◆ **Written task**: Select and copy out every line in the records containing "after".

◆ **Items**:
[Start]

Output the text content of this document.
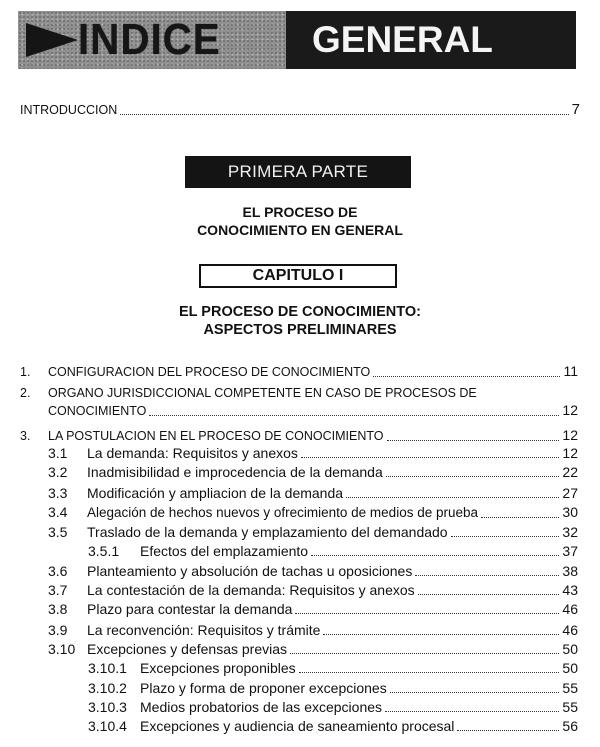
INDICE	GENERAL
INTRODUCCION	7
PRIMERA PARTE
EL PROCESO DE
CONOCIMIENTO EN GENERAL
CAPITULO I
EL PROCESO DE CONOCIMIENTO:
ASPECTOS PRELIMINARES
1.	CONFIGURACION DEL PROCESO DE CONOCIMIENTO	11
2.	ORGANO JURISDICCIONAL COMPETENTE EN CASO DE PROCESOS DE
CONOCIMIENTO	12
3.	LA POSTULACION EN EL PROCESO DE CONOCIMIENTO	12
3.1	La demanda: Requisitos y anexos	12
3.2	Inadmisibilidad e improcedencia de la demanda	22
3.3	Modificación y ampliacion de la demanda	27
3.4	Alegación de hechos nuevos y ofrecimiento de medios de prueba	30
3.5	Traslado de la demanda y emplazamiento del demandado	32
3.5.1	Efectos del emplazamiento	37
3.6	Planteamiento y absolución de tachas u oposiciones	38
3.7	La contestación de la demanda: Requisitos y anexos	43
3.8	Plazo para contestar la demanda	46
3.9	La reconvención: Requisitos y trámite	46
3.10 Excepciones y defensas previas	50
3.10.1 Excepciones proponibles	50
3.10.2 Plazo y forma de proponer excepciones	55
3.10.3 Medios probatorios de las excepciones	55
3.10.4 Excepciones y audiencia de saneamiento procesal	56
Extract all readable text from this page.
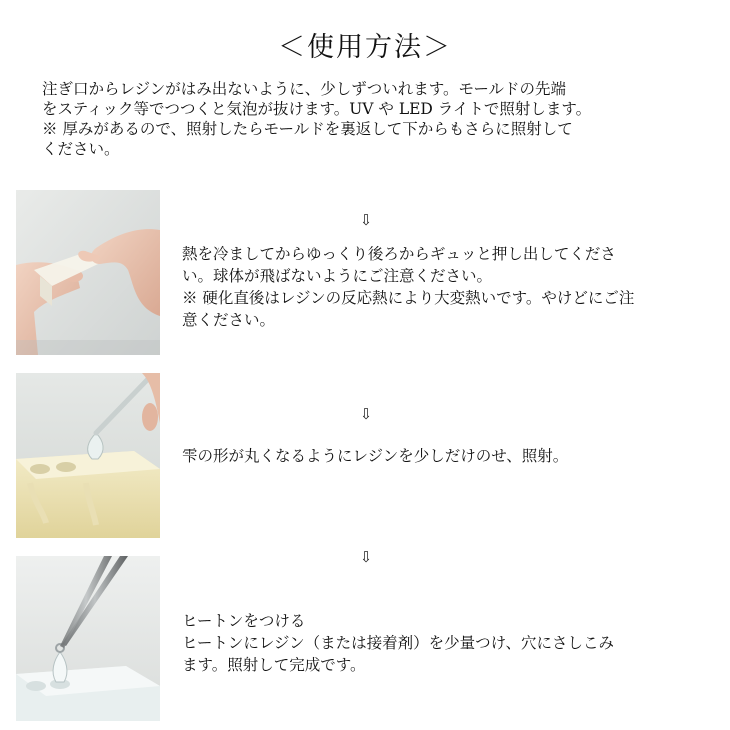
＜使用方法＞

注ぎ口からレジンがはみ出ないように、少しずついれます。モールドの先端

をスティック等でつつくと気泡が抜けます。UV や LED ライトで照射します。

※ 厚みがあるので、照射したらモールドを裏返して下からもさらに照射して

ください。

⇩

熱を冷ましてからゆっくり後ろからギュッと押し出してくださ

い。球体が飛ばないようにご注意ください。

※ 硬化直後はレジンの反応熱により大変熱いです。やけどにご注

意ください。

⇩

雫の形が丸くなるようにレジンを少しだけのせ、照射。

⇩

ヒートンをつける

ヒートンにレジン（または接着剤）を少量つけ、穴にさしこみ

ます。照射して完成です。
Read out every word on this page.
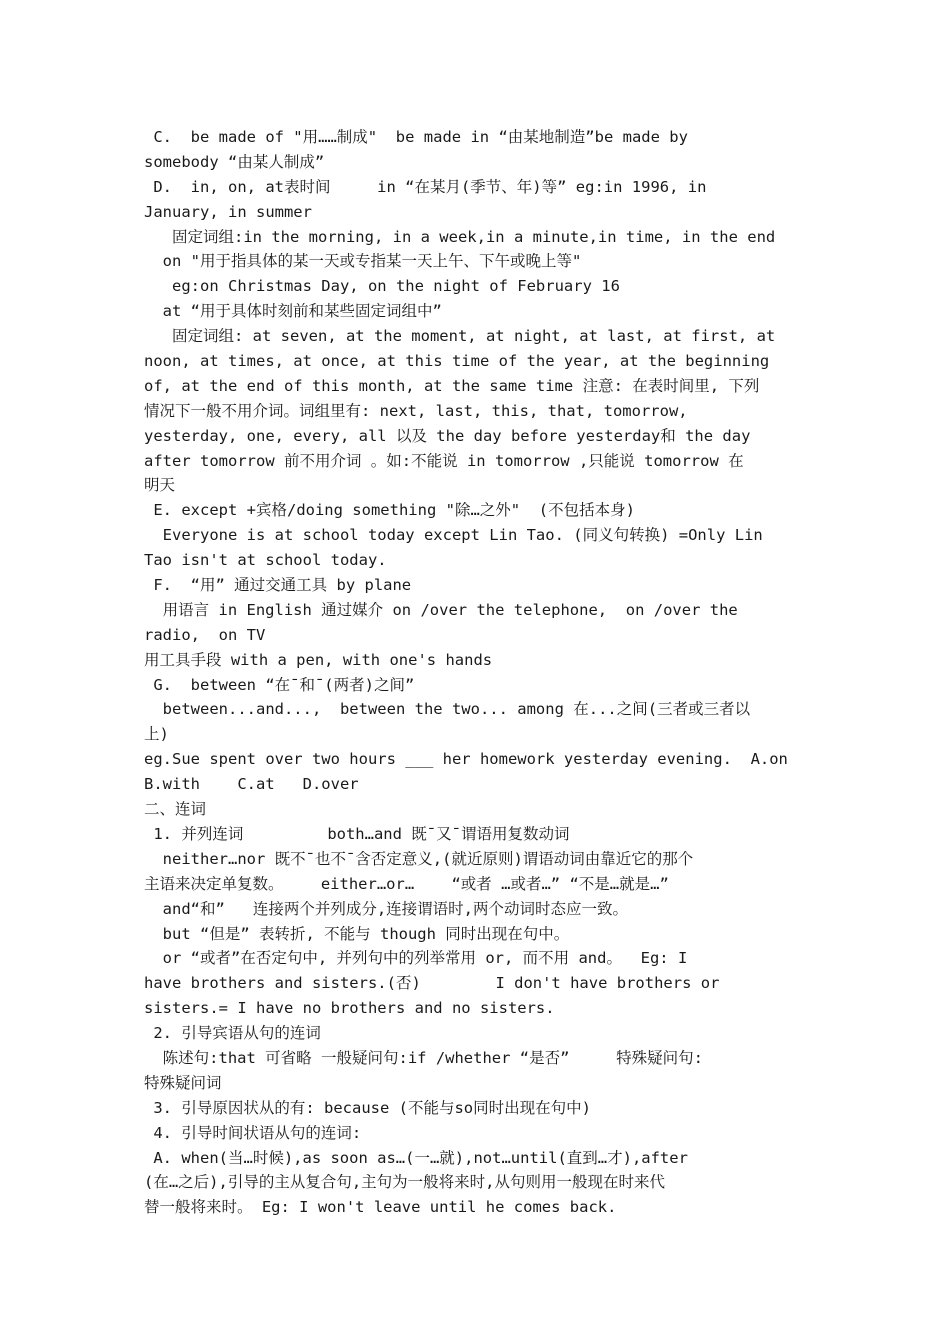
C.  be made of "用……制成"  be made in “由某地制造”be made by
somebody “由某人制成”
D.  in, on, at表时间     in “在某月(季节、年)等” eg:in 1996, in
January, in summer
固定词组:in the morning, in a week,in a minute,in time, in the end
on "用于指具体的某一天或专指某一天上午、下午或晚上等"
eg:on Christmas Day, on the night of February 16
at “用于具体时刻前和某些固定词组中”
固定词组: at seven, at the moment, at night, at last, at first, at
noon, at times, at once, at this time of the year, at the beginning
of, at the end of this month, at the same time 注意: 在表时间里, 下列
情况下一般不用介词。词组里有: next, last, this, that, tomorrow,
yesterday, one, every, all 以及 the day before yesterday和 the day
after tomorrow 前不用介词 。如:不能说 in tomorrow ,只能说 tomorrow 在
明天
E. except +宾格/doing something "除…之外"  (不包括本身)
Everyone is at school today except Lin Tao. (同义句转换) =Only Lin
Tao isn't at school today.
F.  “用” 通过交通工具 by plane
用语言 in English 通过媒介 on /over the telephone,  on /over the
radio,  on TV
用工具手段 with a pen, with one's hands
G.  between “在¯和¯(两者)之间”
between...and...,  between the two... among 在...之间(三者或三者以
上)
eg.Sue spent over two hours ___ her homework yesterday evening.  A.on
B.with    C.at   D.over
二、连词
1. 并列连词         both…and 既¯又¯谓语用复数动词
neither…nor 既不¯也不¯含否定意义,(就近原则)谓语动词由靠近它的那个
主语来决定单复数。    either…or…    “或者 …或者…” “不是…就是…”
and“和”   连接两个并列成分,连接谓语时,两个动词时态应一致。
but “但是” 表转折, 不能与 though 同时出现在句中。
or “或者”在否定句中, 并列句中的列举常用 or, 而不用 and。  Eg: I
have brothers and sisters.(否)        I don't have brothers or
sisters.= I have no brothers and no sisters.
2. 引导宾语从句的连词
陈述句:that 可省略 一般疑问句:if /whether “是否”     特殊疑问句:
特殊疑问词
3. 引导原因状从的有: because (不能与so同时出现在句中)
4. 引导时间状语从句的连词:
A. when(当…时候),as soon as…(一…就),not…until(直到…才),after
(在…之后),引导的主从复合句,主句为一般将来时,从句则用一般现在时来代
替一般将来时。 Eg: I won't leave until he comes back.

[End]
[Start]

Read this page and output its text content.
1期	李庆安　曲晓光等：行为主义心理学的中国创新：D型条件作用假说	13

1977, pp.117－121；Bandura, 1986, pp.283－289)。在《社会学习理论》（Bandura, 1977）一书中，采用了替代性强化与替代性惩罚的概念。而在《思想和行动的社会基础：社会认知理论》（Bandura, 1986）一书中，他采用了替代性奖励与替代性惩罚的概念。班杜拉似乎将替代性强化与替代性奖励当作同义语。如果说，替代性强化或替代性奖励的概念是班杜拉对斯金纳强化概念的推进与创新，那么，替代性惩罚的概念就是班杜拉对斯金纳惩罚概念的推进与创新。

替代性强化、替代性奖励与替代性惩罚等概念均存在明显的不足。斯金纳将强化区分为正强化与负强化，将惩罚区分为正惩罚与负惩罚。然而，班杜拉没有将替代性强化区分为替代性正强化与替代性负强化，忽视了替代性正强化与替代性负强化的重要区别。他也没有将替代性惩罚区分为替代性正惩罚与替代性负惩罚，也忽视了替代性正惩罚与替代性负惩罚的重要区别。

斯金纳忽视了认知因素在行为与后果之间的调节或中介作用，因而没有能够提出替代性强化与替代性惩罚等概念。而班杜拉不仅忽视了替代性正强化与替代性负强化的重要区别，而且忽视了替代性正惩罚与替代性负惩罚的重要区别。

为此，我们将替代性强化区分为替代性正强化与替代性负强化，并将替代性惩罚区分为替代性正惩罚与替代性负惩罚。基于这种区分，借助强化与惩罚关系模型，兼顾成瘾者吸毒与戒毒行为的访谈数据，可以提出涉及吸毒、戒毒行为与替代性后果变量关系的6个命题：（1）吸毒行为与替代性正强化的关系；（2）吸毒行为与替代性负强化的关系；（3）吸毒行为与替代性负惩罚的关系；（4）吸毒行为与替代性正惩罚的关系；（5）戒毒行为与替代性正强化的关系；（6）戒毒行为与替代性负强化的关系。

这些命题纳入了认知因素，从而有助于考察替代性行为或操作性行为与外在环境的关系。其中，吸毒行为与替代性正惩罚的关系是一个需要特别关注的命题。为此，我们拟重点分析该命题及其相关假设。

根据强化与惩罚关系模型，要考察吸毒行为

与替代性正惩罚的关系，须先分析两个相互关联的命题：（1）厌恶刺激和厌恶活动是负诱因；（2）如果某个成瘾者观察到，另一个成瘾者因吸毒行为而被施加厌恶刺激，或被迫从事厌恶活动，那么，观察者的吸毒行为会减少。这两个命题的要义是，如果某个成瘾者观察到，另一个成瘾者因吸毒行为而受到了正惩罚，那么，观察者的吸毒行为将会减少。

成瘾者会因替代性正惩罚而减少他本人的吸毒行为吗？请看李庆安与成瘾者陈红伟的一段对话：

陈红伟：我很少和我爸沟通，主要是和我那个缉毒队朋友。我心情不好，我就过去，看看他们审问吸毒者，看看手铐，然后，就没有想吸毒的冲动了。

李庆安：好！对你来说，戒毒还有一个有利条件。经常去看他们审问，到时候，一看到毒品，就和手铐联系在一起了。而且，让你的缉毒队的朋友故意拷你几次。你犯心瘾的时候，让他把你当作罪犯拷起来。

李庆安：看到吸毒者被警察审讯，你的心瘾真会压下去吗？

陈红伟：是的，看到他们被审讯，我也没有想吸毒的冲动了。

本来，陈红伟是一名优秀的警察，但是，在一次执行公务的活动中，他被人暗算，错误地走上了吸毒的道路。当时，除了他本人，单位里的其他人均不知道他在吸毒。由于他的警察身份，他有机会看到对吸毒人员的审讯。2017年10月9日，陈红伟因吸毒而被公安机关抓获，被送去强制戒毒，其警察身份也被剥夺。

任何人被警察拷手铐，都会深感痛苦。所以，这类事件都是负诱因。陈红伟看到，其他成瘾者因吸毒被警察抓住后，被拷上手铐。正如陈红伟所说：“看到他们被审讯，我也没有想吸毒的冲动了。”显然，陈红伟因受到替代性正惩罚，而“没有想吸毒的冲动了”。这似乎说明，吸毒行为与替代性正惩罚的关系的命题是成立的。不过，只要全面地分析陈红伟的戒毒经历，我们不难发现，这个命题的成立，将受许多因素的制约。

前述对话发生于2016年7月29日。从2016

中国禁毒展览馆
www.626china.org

[End]

◆ **Task output**:
after tomorrow 前不用介词 。如:不能说 in tomorrow ,只能说 tomorrow 在
A. when(当…时候),as soon as…(一…就),not…until(直到…才),after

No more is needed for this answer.